> Stated exercise:
Repeat, line for line, the entries printed below.

> Dataset rows:

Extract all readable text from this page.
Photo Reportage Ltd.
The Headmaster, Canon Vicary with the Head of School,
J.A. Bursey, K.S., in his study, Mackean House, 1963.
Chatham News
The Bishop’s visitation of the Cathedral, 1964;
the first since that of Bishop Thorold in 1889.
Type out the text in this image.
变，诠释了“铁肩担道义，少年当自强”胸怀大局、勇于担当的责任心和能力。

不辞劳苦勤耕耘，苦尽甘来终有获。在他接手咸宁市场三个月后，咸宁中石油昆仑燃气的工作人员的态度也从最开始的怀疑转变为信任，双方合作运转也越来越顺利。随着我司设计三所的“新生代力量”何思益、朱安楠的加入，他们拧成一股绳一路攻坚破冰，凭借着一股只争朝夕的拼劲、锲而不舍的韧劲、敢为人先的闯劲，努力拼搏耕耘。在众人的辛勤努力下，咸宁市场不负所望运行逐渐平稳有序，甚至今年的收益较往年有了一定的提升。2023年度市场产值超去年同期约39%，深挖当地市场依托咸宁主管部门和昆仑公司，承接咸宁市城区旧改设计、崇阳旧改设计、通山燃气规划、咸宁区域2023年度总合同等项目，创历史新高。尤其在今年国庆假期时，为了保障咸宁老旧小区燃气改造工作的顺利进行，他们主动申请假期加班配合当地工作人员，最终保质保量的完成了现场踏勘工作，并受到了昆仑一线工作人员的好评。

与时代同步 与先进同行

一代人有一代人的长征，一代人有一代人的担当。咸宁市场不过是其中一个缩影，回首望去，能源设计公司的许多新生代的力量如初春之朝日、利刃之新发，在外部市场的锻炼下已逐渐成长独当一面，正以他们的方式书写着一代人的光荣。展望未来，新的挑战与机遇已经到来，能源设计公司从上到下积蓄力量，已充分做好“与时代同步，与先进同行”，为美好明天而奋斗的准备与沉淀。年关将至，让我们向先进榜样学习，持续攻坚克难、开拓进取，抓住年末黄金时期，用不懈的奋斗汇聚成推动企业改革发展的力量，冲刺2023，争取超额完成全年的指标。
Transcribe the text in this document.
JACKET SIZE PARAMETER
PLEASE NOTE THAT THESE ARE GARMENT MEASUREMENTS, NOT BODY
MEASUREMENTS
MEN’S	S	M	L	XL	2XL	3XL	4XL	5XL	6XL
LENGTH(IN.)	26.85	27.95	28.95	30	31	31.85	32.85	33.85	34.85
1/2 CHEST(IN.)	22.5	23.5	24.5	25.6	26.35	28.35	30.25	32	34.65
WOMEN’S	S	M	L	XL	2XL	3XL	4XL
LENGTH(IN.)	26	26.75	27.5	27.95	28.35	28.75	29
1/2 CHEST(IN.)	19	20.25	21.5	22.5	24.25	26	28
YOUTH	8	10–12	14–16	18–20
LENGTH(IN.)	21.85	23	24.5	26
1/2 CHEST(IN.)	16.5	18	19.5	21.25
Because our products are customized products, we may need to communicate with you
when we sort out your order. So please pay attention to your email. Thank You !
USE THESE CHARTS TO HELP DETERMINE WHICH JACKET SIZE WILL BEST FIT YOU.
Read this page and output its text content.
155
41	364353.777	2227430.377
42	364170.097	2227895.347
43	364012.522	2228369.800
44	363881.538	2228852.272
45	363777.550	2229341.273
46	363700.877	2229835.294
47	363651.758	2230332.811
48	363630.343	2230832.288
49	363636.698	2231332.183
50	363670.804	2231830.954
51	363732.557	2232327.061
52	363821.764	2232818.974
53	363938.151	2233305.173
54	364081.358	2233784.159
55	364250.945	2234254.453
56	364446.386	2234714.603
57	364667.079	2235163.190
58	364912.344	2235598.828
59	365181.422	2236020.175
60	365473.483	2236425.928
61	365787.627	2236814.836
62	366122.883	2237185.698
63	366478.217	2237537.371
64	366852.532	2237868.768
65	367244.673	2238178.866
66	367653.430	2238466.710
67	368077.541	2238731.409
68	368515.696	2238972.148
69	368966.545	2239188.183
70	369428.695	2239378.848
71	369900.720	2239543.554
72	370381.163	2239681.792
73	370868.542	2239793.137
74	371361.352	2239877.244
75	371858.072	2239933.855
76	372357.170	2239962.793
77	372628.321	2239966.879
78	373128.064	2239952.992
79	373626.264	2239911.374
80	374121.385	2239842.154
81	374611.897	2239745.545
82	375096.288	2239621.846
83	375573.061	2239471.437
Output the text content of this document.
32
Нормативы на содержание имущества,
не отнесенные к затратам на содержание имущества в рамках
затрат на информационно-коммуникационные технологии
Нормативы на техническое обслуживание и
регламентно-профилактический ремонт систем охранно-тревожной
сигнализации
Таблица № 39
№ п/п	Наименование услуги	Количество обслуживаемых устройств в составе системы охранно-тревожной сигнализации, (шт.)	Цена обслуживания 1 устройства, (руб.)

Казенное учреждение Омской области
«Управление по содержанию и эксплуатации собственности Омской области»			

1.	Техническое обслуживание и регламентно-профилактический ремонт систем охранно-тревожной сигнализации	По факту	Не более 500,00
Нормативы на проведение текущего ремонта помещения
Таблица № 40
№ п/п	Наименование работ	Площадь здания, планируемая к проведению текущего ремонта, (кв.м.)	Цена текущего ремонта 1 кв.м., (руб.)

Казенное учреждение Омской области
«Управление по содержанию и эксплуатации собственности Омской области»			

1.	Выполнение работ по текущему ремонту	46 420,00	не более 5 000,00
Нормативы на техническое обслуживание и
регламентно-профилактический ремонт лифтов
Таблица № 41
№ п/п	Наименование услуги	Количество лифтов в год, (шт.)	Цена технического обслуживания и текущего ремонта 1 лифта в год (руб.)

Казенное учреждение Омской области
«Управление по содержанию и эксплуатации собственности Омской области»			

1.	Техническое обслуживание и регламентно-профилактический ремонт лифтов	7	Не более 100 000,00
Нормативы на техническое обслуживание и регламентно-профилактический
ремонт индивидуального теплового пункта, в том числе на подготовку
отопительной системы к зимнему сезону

> Solution to this task:
Extract all readable text from this page.
Photo Reportage Ltd.
The Headmaster, Canon Vicary with the Head of School,
J.A. Bursey, K.S., in his study, Mackean House, 1963.
Chatham News
The Bishop’s visitation of the Cathedral, 1964;
the first since that of Bishop Thorold in 1889.
Type out the text in this image.
变，诠释了“铁肩担道义，少年当自强”胸怀大局、勇于担当的责任心和能力。

不辞劳苦勤耕耘，苦尽甘来终有获。在他接手咸宁市场三个月后，咸宁中石油昆仑燃气的工作人员的态度也从最开始的怀疑转变为信任，双方合作运转也越来越顺利。随着我司设计三所的“新生代力量”何思益、朱安楠的加入，他们拧成一股绳一路攻坚破冰，凭借着一股只争朝夕的拼劲、锲而不舍的韧劲、敢为人先的闯劲，努力拼搏耕耘。在众人的辛勤努力下，咸宁市场不负所望运行逐渐平稳有序，甚至今年的收益较往年有了一定的提升。2023年度市场产值超去年同期约39%，深挖当地市场依托咸宁主管部门和昆仑公司，承接咸宁市城区旧改设计、崇阳旧改设计、通山燃气规划、咸宁区域2023年度总合同等项目，创历史新高。尤其在今年国庆假期时，为了保障咸宁老旧小区燃气改造工作的顺利进行，他们主动申请假期加班配合当地工作人员，最终保质保量的完成了现场踏勘工作，并受到了昆仑一线工作人员的好评。

与时代同步 与先进同行

一代人有一代人的长征，一代人有一代人的担当。咸宁市场不过是其中一个缩影，回首望去，能源设计公司的许多新生代的力量如初春之朝日、利刃之新发，在外部市场的锻炼下已逐渐成长独当一面，正以他们的方式书写着一代人的光荣。展望未来，新的挑战与机遇已经到来，能源设计公司从上到下积蓄力量，已充分做好“与时代同步，与先进同行”，为美好明天而奋斗的准备与沉淀。年关将至，让我们向先进榜样学习，持续攻坚克难、开拓进取，抓住年末黄金时期，用不懈的奋斗汇聚成推动企业改革发展的力量，冲刺2023，争取超额完成全年的指标。
Transcribe the text in this document.
JACKET SIZE PARAMETER
PLEASE NOTE THAT THESE ARE GARMENT MEASUREMENTS, NOT BODY
MEASUREMENTS
MEN’S	S	M	L	XL	2XL	3XL	4XL	5XL	6XL
LENGTH(IN.)	26.85	27.95	28.95	30	31	31.85	32.85	33.85	34.85
1/2 CHEST(IN.)	22.5	23.5	24.5	25.6	26.35	28.35	30.25	32	34.65
WOMEN’S	S	M	L	XL	2XL	3XL	4XL
LENGTH(IN.)	26	26.75	27.5	27.95	28.35	28.75	29
1/2 CHEST(IN.)	19	20.25	21.5	22.5	24.25	26	28
YOUTH	8	10–12	14–16	18–20
LENGTH(IN.)	21.85	23	24.5	26
1/2 CHEST(IN.)	16.5	18	19.5	21.25
Because our products are customized products, we may need to communicate with you
when we sort out your order. So please pay attention to your email. Thank You !
USE THESE CHARTS TO HELP DETERMINE WHICH JACKET SIZE WILL BEST FIT YOU.
Read this page and output its text content.
155
41	364353.777	2227430.377
42	364170.097	2227895.347
43	364012.522	2228369.800
44	363881.538	2228852.272
45	363777.550	2229341.273
46	363700.877	2229835.294
47	363651.758	2230332.811
48	363630.343	2230832.288
49	363636.698	2231332.183
50	363670.804	2231830.954
51	363732.557	2232327.061
52	363821.764	2232818.974
53	363938.151	2233305.173
54	364081.358	2233784.159
55	364250.945	2234254.453
56	364446.386	2234714.603
57	364667.079	2235163.190
58	364912.344	2235598.828
59	365181.422	2236020.175
60	365473.483	2236425.928
61	365787.627	2236814.836
62	366122.883	2237185.698
63	366478.217	2237537.371
64	366852.532	2237868.768
65	367244.673	2238178.866
66	367653.430	2238466.710
67	368077.541	2238731.409
68	368515.696	2238972.148
69	368966.545	2239188.183
70	369428.695	2239378.848
71	369900.720	2239543.554
72	370381.163	2239681.792
73	370868.542	2239793.137
74	371361.352	2239877.244
75	371858.072	2239933.855
76	372357.170	2239962.793
77	372628.321	2239966.879
78	373128.064	2239952.992
79	373626.264	2239911.374
80	374121.385	2239842.154
81	374611.897	2239745.545
82	375096.288	2239621.846
83	375573.061	2239471.437
Output the text content of this document.
32
Нормативы на содержание имущества,
не отнесенные к затратам на содержание имущества в рамках
затрат на информационно-коммуникационные технологии
Нормативы на техническое обслуживание и
регламентно-профилактический ремонт систем охранно-тревожной
сигнализации
Таблица № 39
№ п/п	Наименование услуги	Количество обслуживаемых устройств в составе системы охранно-тревожной сигнализации, (шт.)	Цена обслуживания 1 устройства, (руб.)

Казенное учреждение Омской области
«Управление по содержанию и эксплуатации собственности Омской области»			

1.	Техническое обслуживание и регламентно-профилактический ремонт систем охранно-тревожной сигнализации	По факту	Не более 500,00
Нормативы на проведение текущего ремонта помещения
Таблица № 40
№ п/п	Наименование работ	Площадь здания, планируемая к проведению текущего ремонта, (кв.м.)	Цена текущего ремонта 1 кв.м., (руб.)

Казенное учреждение Омской области
«Управление по содержанию и эксплуатации собственности Омской области»			

1.	Выполнение работ по текущему ремонту	46 420,00	не более 5 000,00
Нормативы на техническое обслуживание и
регламентно-профилактический ремонт лифтов
Таблица № 41
№ п/п	Наименование услуги	Количество лифтов в год, (шт.)	Цена технического обслуживания и текущего ремонта 1 лифта в год (руб.)

Казенное учреждение Омской области
«Управление по содержанию и эксплуатации собственности Омской области»			

1.	Техническое обслуживание и регламентно-профилактический ремонт лифтов	7	Не более 100 000,00
Нормативы на техническое обслуживание и регламентно-профилактический
ремонт индивидуального теплового пункта, в том числе на подготовку
отопительной системы к зимнему сезону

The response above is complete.